- **Objective**
Exactly as written, print each record in the listing.

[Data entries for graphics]
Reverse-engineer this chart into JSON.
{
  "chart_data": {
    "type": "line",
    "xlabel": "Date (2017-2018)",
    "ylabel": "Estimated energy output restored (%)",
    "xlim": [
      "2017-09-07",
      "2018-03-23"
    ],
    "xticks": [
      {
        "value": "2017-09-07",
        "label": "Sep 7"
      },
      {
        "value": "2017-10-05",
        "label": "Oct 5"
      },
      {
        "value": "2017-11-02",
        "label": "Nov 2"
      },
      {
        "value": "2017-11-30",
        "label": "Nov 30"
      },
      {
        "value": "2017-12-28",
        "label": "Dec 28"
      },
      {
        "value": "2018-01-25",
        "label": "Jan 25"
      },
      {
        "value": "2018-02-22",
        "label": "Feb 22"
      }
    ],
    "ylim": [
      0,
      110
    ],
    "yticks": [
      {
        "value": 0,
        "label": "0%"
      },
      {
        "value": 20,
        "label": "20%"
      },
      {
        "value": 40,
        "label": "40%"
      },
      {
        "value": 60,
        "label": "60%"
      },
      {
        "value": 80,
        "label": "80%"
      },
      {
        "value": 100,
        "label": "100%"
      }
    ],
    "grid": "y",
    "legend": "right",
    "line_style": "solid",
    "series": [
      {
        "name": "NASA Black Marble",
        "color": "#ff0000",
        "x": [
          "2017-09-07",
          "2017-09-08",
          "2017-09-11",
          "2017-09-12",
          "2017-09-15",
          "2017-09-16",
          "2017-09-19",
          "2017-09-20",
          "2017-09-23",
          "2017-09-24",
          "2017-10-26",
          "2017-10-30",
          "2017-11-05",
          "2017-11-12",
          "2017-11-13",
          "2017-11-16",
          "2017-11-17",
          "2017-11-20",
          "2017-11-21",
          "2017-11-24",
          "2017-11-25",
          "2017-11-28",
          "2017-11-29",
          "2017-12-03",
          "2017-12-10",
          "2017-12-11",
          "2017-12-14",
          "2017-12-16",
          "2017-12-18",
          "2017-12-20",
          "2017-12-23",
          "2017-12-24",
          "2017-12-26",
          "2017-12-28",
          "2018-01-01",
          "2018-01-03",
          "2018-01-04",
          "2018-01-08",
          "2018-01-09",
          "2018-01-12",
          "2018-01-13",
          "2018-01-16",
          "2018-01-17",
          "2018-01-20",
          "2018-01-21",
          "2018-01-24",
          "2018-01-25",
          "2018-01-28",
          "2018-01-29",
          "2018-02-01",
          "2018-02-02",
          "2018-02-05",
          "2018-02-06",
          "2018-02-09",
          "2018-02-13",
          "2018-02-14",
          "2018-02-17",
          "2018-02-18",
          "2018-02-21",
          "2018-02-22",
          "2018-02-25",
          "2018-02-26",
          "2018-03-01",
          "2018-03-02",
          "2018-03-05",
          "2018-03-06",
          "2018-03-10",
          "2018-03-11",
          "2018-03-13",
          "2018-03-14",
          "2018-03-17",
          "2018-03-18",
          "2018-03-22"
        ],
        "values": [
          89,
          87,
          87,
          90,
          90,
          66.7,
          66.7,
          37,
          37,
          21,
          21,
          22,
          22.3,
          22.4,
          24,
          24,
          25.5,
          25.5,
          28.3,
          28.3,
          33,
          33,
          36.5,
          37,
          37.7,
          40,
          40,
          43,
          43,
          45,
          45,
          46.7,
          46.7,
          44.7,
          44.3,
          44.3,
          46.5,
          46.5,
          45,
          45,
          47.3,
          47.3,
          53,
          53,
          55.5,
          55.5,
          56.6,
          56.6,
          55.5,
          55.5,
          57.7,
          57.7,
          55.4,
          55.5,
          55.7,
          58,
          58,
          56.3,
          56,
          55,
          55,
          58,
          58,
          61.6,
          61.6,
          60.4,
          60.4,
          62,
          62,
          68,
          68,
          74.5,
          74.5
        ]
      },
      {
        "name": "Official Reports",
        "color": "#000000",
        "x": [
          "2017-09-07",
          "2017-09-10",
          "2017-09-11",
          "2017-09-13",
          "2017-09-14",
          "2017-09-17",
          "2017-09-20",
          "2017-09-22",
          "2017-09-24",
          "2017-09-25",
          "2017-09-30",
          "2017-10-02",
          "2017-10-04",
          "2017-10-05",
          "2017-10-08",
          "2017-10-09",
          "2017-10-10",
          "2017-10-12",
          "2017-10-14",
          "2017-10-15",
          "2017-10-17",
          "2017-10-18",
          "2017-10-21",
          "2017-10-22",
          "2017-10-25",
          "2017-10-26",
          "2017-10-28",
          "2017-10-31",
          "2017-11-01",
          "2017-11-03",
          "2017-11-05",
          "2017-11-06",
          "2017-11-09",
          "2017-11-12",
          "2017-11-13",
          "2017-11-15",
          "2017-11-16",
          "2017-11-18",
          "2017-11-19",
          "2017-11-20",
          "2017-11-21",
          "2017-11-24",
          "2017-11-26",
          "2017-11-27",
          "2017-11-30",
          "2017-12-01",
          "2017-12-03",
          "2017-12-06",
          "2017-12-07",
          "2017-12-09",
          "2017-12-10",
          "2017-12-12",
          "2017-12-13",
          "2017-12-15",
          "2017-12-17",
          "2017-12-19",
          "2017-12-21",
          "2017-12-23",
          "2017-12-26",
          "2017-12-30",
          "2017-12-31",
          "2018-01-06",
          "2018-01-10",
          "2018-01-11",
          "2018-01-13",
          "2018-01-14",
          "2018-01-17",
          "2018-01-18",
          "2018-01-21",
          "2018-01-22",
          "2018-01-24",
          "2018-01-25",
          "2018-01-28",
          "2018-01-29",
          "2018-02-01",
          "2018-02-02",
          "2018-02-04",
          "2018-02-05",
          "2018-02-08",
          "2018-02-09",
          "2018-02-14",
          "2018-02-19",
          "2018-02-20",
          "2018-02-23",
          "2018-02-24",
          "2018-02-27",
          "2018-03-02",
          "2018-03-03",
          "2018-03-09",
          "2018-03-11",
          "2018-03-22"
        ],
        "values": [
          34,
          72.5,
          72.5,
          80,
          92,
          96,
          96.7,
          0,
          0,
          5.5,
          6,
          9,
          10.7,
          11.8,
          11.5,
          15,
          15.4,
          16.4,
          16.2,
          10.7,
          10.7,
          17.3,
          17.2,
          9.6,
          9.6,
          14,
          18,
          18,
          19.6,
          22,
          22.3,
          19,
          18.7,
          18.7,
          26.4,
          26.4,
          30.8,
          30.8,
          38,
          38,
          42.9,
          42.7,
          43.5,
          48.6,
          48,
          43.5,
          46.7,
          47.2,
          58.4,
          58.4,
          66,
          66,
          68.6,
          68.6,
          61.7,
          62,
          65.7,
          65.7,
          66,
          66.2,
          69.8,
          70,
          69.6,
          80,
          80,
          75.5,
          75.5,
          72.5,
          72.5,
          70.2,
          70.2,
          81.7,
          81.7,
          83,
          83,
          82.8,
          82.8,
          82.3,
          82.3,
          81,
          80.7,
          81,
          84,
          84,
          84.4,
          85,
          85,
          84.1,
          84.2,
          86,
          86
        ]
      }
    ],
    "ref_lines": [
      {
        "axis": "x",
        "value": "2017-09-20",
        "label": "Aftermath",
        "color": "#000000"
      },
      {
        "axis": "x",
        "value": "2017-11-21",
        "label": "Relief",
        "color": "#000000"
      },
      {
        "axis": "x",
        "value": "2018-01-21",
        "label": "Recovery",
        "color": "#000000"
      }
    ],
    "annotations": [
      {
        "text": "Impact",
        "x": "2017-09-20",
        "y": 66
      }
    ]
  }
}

- **Exercise response**
Reverse-engineer this chart into JSON.
{
  "chart_data": {
    "type": "line",
    "xlabel": "Date (2017-2018)",
    "ylabel": "Estimated energy output restored (%)",
    "xlim": [
      "2017-09-07",
      "2018-03-23"
    ],
    "xticks": [
      {
        "value": "2017-09-07",
        "label": "Sep 7"
      },
      {
        "value": "2017-10-05",
        "label": "Oct 5"
      },
      {
        "value": "2017-11-02",
        "label": "Nov 2"
      },
      {
        "value": "2017-11-30",
        "label": "Nov 30"
      },
      {
        "value": "2017-12-28",
        "label": "Dec 28"
      },
      {
        "value": "2018-01-25",
        "label": "Jan 25"
      },
      {
        "value": "2018-02-22",
        "label": "Feb 22"
      }
    ],
    "ylim": [
      0,
      110
    ],
    "yticks": [
      {
        "value": 0,
        "label": "0%"
      },
      {
        "value": 20,
        "label": "20%"
      },
      {
        "value": 40,
        "label": "40%"
      },
      {
        "value": 60,
        "label": "60%"
      },
      {
        "value": 80,
        "label": "80%"
      },
      {
        "value": 100,
        "label": "100%"
      }
    ],
    "grid": "y",
    "legend": "right",
    "line_style": "solid",
    "series": [
      {
        "name": "NASA Black Marble",
        "color": "#ff0000",
        "x": [
          "2017-09-07",
          "2017-09-08",
          "2017-09-11",
          "2017-09-12",
          "2017-09-15",
          "2017-09-16",
          "2017-09-19",
          "2017-09-20",
          "2017-09-23",
          "2017-09-24",
          "2017-10-26",
          "2017-10-30",
          "2017-11-05",
          "2017-11-12",
          "2017-11-13",
          "2017-11-16",
          "2017-11-17",
          "2017-11-20",
          "2017-11-21",
          "2017-11-24",
          "2017-11-25",
          "2017-11-28",
          "2017-11-29",
          "2017-12-03",
          "2017-12-10",
          "2017-12-11",
          "2017-12-14",
          "2017-12-16",
          "2017-12-18",
          "2017-12-20",
          "2017-12-23",
          "2017-12-24",
          "2017-12-26",
          "2017-12-28",
          "2018-01-01",
          "2018-01-03",
          "2018-01-04",
          "2018-01-08",
          "2018-01-09",
          "2018-01-12",
          "2018-01-13",
          "2018-01-16",
          "2018-01-17",
          "2018-01-20",
          "2018-01-21",
          "2018-01-24",
          "2018-01-25",
          "2018-01-28",
          "2018-01-29",
          "2018-02-01",
          "2018-02-02",
          "2018-02-05",
          "2018-02-06",
          "2018-02-09",
          "2018-02-13",
          "2018-02-14",
          "2018-02-17",
          "2018-02-18",
          "2018-02-21",
          "2018-02-22",
          "2018-02-25",
          "2018-02-26",
          "2018-03-01",
          "2018-03-02",
          "2018-03-05",
          "2018-03-06",
          "2018-03-10",
          "2018-03-11",
          "2018-03-13",
          "2018-03-14",
          "2018-03-17",
          "2018-03-18",
          "2018-03-22"
        ],
        "values": [
          89,
          87,
          87,
          90,
          90,
          66.7,
          66.7,
          37,
          37,
          21,
          21,
          22,
          22.3,
          22.4,
          24,
          24,
          25.5,
          25.5,
          28.3,
          28.3,
          33,
          33,
          36.5,
          37,
          37.7,
          40,
          40,
          43,
          43,
          45,
          45,
          46.7,
          46.7,
          44.7,
          44.3,
          44.3,
          46.5,
          46.5,
          45,
          45,
          47.3,
          47.3,
          53,
          53,
          55.5,
          55.5,
          56.6,
          56.6,
          55.5,
          55.5,
          57.7,
          57.7,
          55.4,
          55.5,
          55.7,
          58,
          58,
          56.3,
          56,
          55,
          55,
          58,
          58,
          61.6,
          61.6,
          60.4,
          60.4,
          62,
          62,
          68,
          68,
          74.5,
          74.5
        ]
      },
      {
        "name": "Official Reports",
        "color": "#000000",
        "x": [
          "2017-09-07",
          "2017-09-10",
          "2017-09-11",
          "2017-09-13",
          "2017-09-14",
          "2017-09-17",
          "2017-09-20",
          "2017-09-22",
          "2017-09-24",
          "2017-09-25",
          "2017-09-30",
          "2017-10-02",
          "2017-10-04",
          "2017-10-05",
          "2017-10-08",
          "2017-10-09",
          "2017-10-10",
          "2017-10-12",
          "2017-10-14",
          "2017-10-15",
          "2017-10-17",
          "2017-10-18",
          "2017-10-21",
          "2017-10-22",
          "2017-10-25",
          "2017-10-26",
          "2017-10-28",
          "2017-10-31",
          "2017-11-01",
          "2017-11-03",
          "2017-11-05",
          "2017-11-06",
          "2017-11-09",
          "2017-11-12",
          "2017-11-13",
          "2017-11-15",
          "2017-11-16",
          "2017-11-18",
          "2017-11-19",
          "2017-11-20",
          "2017-11-21",
          "2017-11-24",
          "2017-11-26",
          "2017-11-27",
          "2017-11-30",
          "2017-12-01",
          "2017-12-03",
          "2017-12-06",
          "2017-12-07",
          "2017-12-09",
          "2017-12-10",
          "2017-12-12",
          "2017-12-13",
          "2017-12-15",
          "2017-12-17",
          "2017-12-19",
          "2017-12-21",
          "2017-12-23",
          "2017-12-26",
          "2017-12-30",
          "2017-12-31",
          "2018-01-06",
          "2018-01-10",
          "2018-01-11",
          "2018-01-13",
          "2018-01-14",
          "2018-01-17",
          "2018-01-18",
          "2018-01-21",
          "2018-01-22",
          "2018-01-24",
          "2018-01-25",
          "2018-01-28",
          "2018-01-29",
          "2018-02-01",
          "2018-02-02",
          "2018-02-04",
          "2018-02-05",
          "2018-02-08",
          "2018-02-09",
          "2018-02-14",
          "2018-02-19",
          "2018-02-20",
          "2018-02-23",
          "2018-02-24",
          "2018-02-27",
          "2018-03-02",
          "2018-03-03",
          "2018-03-09",
          "2018-03-11",
          "2018-03-22"
        ],
        "values": [
          34,
          72.5,
          72.5,
          80,
          92,
          96,
          96.7,
          0,
          0,
          5.5,
          6,
          9,
          10.7,
          11.8,
          11.5,
          15,
          15.4,
          16.4,
          16.2,
          10.7,
          10.7,
          17.3,
          17.2,
          9.6,
          9.6,
          14,
          18,
          18,
          19.6,
          22,
          22.3,
          19,
          18.7,
          18.7,
          26.4,
          26.4,
          30.8,
          30.8,
          38,
          38,
          42.9,
          42.7,
          43.5,
          48.6,
          48,
          43.5,
          46.7,
          47.2,
          58.4,
          58.4,
          66,
          66,
          68.6,
          68.6,
          61.7,
          62,
          65.7,
          65.7,
          66,
          66.2,
          69.8,
          70,
          69.6,
          80,
          80,
          75.5,
          75.5,
          72.5,
          72.5,
          70.2,
          70.2,
          81.7,
          81.7,
          83,
          83,
          82.8,
          82.8,
          82.3,
          82.3,
          81,
          80.7,
          81,
          84,
          84,
          84.4,
          85,
          85,
          84.1,
          84.2,
          86,
          86
        ]
      }
    ],
    "ref_lines": [
      {
        "axis": "x",
        "value": "2017-09-20",
        "label": "Aftermath",
        "color": "#000000"
      },
      {
        "axis": "x",
        "value": "2017-11-21",
        "label": "Relief",
        "color": "#000000"
      },
      {
        "axis": "x",
        "value": "2018-01-21",
        "label": "Recovery",
        "color": "#000000"
      }
    ],
    "annotations": [
      {
        "text": "Impact",
        "x": "2017-09-20",
        "y": 66
      }
    ]
  }
}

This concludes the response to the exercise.